### [MATERIAL FOR THIS EXERCISE]
[BEGIN]
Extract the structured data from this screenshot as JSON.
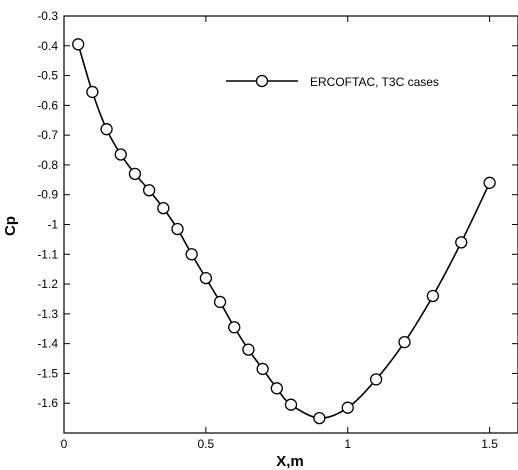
{
  "chart_data": {
    "type": "line",
    "title": "",
    "xlabel": "X,m",
    "ylabel": "Cp",
    "xlim": [
      0,
      1.6
    ],
    "ylim": [
      -1.7,
      -0.3
    ],
    "x_ticks": [
      0,
      0.5,
      1,
      1.5
    ],
    "x_tick_labels": [
      "0",
      "0.5",
      "1",
      "1.5"
    ],
    "y_ticks": [
      -0.3,
      -0.4,
      -0.5,
      -0.6,
      -0.7,
      -0.8,
      -0.9,
      -1.0,
      -1.1,
      -1.2,
      -1.3,
      -1.4,
      -1.5,
      -1.6
    ],
    "y_tick_labels": [
      "-0.3",
      "-0.4",
      "-0.5",
      "-0.6",
      "-0.7",
      "-0.8",
      "-0.9",
      "-1",
      "-1.1",
      "-1.2",
      "-1.3",
      "-1.4",
      "-1.5",
      "-1.6"
    ],
    "grid": false,
    "legend_position": "top-right",
    "series": [
      {
        "name": "ERCOFTAC, T3C cases",
        "marker": "open-circle",
        "color": "#000000",
        "x": [
          0.05,
          0.1,
          0.15,
          0.2,
          0.25,
          0.3,
          0.35,
          0.4,
          0.45,
          0.5,
          0.55,
          0.6,
          0.65,
          0.7,
          0.75,
          0.8,
          0.9,
          1.0,
          1.1,
          1.2,
          1.3,
          1.4,
          1.5
        ],
        "y": [
          -0.395,
          -0.555,
          -0.68,
          -0.765,
          -0.83,
          -0.885,
          -0.945,
          -1.015,
          -1.1,
          -1.18,
          -1.26,
          -1.345,
          -1.42,
          -1.485,
          -1.55,
          -1.605,
          -1.65,
          -1.615,
          -1.52,
          -1.395,
          -1.24,
          -1.06,
          -0.86
        ]
      }
    ]
  }
}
[END]
### [TASK DIRECTIONS]
Copy out the listing exactly as it stands, but not the pictures.

### [FULL RESPONSE]
Extract the structured data from this screenshot as JSON.
{
  "chart_data": {
    "type": "line",
    "title": "",
    "xlabel": "X,m",
    "ylabel": "Cp",
    "xlim": [
      0,
      1.6
    ],
    "ylim": [
      -1.7,
      -0.3
    ],
    "x_ticks": [
      0,
      0.5,
      1,
      1.5
    ],
    "x_tick_labels": [
      "0",
      "0.5",
      "1",
      "1.5"
    ],
    "y_ticks": [
      -0.3,
      -0.4,
      -0.5,
      -0.6,
      -0.7,
      -0.8,
      -0.9,
      -1.0,
      -1.1,
      -1.2,
      -1.3,
      -1.4,
      -1.5,
      -1.6
    ],
    "y_tick_labels": [
      "-0.3",
      "-0.4",
      "-0.5",
      "-0.6",
      "-0.7",
      "-0.8",
      "-0.9",
      "-1",
      "-1.1",
      "-1.2",
      "-1.3",
      "-1.4",
      "-1.5",
      "-1.6"
    ],
    "grid": false,
    "legend_position": "top-right",
    "series": [
      {
        "name": "ERCOFTAC, T3C cases",
        "marker": "open-circle",
        "color": "#000000",
        "x": [
          0.05,
          0.1,
          0.15,
          0.2,
          0.25,
          0.3,
          0.35,
          0.4,
          0.45,
          0.5,
          0.55,
          0.6,
          0.65,
          0.7,
          0.75,
          0.8,
          0.9,
          1.0,
          1.1,
          1.2,
          1.3,
          1.4,
          1.5
        ],
        "y": [
          -0.395,
          -0.555,
          -0.68,
          -0.765,
          -0.83,
          -0.885,
          -0.945,
          -1.015,
          -1.1,
          -1.18,
          -1.26,
          -1.345,
          -1.42,
          -1.485,
          -1.55,
          -1.605,
          -1.65,
          -1.615,
          -1.52,
          -1.395,
          -1.24,
          -1.06,
          -0.86
        ]
      }
    ]
  }
}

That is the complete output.